**REQUIREMENT:** List, from the lines below, each one with "recessione" in it.

**SUPPLIED DATA:**
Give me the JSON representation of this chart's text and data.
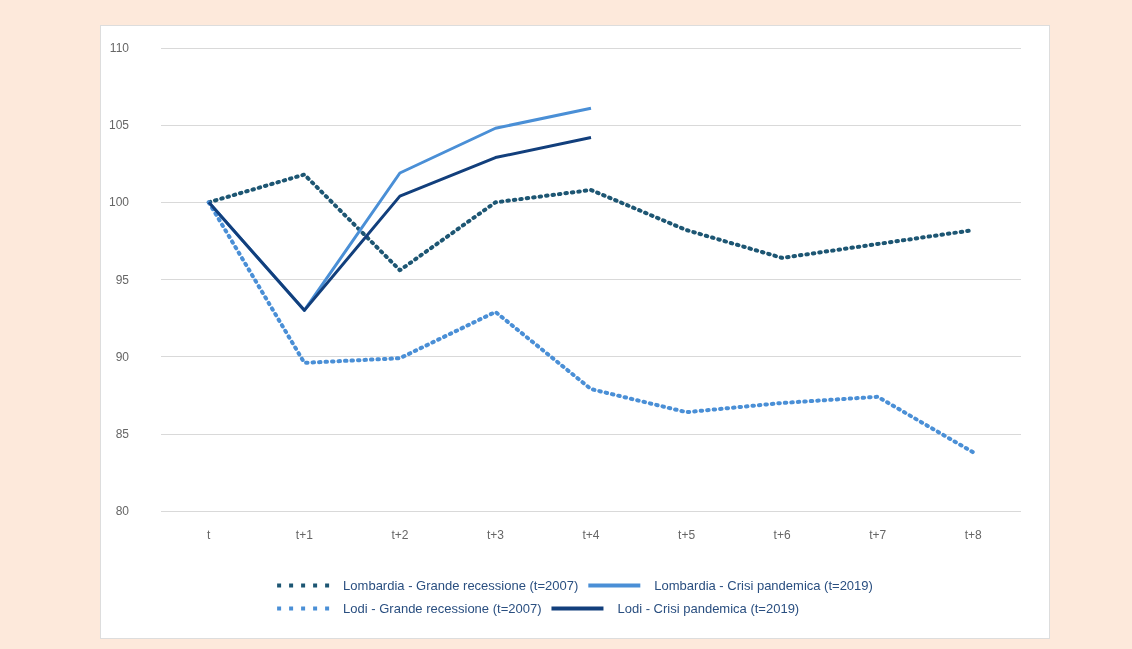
{
  "chart_data": {
    "type": "line",
    "categories": [
      "t",
      "t+1",
      "t+2",
      "t+3",
      "t+4",
      "t+5",
      "t+6",
      "t+7",
      "t+8"
    ],
    "series": [
      {
        "name": "Lombardia - Grande recessione (t=2007)",
        "color": "#1d5673",
        "line_style": "dotted",
        "values": [
          100,
          101.8,
          95.6,
          100.0,
          100.8,
          98.2,
          96.4,
          97.3,
          98.2
        ]
      },
      {
        "name": "Lombardia - Crisi pandemica (t=2019)",
        "color": "#4a8fd6",
        "line_style": "solid",
        "values": [
          100,
          93.0,
          101.9,
          104.8,
          106.1,
          null,
          null,
          null,
          null
        ]
      },
      {
        "name": "Lodi - Grande recessione (t=2007)",
        "color": "#4a8fd6",
        "line_style": "dotted",
        "values": [
          100,
          89.6,
          89.9,
          92.9,
          87.9,
          86.4,
          87.0,
          87.4,
          83.8
        ]
      },
      {
        "name": "Lodi - Crisi pandemica (t=2019)",
        "color": "#123f7c",
        "line_style": "solid",
        "values": [
          100,
          93.0,
          100.4,
          102.9,
          104.2,
          null,
          null,
          null,
          null
        ]
      }
    ],
    "ylim": [
      80,
      110
    ],
    "yticks": [
      80,
      85,
      90,
      95,
      100,
      105,
      110
    ],
    "grid": "y",
    "legend": "bottom",
    "marker": "none"
  }
}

**EXERCISE SOLUTION:**
        "name": "Lombardia - Grande recessione (t=2007)",
        "name": "Lodi - Grande recessione (t=2007)",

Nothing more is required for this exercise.